▶ [BRIEF]: Select every line holding the word "starts" and copy it.

▶ [DATA SUPPLIED]:
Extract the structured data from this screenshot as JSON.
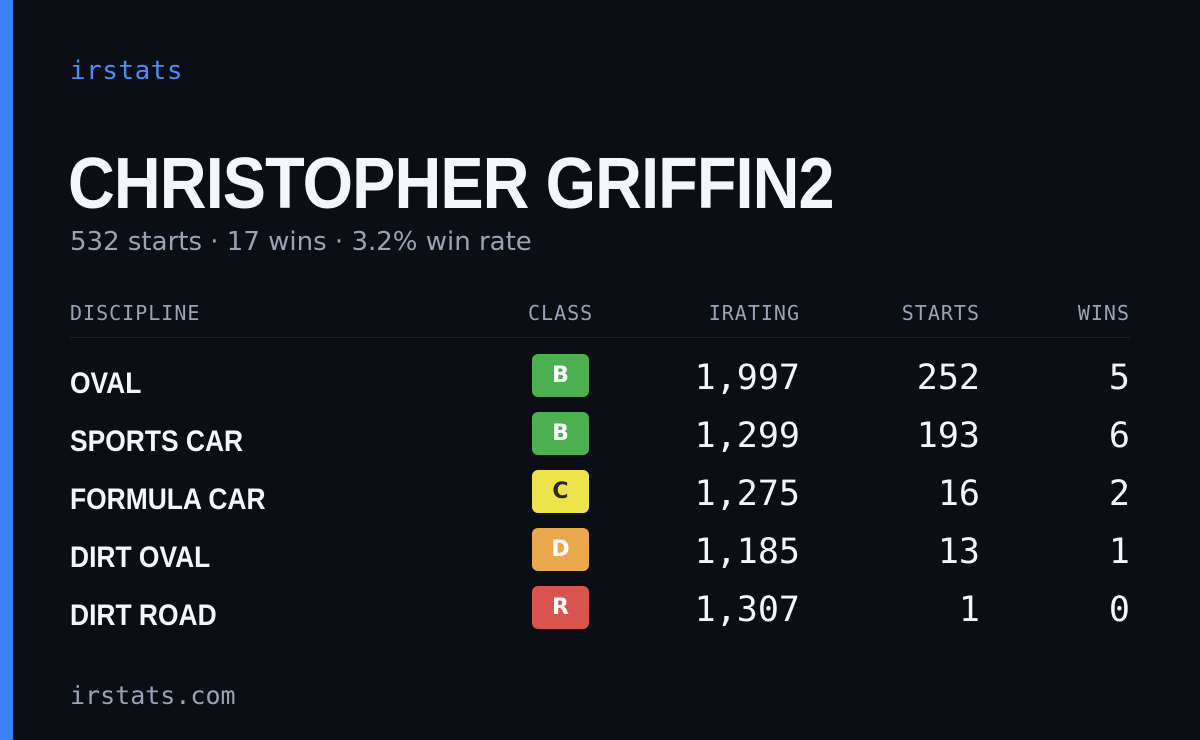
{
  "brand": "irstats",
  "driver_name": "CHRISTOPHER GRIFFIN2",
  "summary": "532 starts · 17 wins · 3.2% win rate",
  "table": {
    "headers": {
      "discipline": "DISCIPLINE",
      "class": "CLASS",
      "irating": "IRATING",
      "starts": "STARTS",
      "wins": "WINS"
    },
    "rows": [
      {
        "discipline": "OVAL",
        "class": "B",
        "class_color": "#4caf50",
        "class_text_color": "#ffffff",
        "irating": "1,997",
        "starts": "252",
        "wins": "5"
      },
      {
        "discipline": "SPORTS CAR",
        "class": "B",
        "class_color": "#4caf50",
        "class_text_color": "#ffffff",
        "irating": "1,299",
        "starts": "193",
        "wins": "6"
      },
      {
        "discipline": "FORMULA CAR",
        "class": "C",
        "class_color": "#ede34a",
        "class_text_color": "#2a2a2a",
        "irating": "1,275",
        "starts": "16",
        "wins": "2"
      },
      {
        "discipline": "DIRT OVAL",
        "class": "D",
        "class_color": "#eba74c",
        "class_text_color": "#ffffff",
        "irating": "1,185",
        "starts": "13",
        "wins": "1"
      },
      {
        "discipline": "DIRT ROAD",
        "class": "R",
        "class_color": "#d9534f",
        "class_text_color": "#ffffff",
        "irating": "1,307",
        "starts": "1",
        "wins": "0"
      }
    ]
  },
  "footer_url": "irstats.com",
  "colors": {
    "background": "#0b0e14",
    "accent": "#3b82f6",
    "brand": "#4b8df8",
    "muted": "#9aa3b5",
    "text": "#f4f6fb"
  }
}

▶ [RESPONSE]:
  "summary": "532 starts · 17 wins · 3.2% win rate",
      "starts": "STARTS",
        "starts": "252",
        "starts": "193",
        "starts": "16",
        "starts": "13",
        "starts": "1",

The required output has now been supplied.